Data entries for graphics
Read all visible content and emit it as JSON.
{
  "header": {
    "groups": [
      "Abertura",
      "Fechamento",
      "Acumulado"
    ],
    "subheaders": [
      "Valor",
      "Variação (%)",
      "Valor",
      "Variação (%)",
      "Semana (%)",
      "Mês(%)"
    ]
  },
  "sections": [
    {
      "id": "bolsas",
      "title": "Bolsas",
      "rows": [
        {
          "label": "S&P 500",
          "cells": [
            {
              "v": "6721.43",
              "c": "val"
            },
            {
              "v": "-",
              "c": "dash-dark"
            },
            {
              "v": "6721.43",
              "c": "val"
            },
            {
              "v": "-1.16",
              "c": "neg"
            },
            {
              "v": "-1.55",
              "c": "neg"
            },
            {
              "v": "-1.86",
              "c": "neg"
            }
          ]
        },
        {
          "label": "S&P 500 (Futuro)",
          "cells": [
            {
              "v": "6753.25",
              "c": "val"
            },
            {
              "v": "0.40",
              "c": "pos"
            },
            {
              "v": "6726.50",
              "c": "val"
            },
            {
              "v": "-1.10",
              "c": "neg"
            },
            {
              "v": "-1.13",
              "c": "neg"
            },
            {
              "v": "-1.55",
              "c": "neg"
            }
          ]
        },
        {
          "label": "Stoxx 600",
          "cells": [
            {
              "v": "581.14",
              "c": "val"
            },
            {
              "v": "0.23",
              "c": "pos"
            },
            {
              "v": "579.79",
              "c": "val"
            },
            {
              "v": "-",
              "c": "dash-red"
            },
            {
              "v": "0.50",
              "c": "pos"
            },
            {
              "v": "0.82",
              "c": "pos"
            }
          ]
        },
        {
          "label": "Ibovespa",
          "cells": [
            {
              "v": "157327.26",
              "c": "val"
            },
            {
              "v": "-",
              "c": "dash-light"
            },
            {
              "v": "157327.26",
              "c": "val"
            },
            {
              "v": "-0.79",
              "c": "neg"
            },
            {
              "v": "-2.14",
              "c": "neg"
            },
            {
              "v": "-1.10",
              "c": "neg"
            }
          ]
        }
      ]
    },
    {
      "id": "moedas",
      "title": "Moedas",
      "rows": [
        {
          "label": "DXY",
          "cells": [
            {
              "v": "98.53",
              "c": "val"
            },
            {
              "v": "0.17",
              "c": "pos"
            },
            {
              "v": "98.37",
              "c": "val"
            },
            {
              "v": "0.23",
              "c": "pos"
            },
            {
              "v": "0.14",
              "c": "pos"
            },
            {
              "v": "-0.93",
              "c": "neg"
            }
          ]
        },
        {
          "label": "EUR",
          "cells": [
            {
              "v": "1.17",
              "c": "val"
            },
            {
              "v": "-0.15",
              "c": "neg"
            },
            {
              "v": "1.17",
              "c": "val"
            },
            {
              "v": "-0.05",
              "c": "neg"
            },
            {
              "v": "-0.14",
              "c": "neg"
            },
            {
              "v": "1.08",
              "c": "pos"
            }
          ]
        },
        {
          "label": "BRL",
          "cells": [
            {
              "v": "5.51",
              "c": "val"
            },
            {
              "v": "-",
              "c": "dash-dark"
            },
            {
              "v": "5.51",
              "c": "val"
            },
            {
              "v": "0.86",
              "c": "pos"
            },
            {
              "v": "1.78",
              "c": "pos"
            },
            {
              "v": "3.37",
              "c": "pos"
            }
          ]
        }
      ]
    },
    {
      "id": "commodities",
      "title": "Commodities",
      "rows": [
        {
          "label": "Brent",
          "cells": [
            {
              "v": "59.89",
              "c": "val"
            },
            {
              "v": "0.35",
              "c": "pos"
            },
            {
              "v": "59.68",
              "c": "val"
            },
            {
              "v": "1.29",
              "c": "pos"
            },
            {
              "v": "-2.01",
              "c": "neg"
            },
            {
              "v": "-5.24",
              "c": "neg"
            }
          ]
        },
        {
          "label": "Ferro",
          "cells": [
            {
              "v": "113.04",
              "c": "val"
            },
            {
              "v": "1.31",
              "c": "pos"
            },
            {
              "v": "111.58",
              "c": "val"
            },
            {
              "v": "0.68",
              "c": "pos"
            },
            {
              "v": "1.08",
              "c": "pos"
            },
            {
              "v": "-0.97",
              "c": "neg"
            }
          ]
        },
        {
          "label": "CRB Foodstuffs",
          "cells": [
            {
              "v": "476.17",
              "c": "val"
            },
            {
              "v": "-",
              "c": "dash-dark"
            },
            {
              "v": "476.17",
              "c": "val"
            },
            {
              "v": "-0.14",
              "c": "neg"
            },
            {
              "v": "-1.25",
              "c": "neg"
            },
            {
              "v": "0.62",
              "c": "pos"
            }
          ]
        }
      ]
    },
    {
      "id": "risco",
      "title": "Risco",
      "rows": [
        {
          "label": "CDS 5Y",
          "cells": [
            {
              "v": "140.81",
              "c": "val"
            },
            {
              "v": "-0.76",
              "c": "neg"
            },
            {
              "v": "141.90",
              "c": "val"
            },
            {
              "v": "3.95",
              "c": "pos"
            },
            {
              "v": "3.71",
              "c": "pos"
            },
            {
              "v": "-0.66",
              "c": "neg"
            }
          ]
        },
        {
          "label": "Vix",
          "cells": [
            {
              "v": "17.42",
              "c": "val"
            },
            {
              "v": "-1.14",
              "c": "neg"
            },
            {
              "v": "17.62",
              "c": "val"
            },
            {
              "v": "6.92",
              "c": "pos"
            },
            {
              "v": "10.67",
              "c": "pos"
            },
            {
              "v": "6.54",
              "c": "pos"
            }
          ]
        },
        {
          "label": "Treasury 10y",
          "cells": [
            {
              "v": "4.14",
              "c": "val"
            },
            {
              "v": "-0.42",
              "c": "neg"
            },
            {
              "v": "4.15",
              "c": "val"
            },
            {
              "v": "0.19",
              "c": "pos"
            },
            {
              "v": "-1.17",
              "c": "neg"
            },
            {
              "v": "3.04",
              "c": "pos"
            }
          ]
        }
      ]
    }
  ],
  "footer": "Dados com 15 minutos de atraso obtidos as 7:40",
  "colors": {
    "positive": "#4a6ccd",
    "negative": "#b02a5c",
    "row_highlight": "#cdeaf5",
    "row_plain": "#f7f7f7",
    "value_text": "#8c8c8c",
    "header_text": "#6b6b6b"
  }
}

▸ Directions for this task
Identify the lines above that contain the word "title", then copy them.

▸ Reply to the exercise
      "title": "Bolsas",
      "title": "Moedas",
      "title": "Commodities",
      "title": "Risco",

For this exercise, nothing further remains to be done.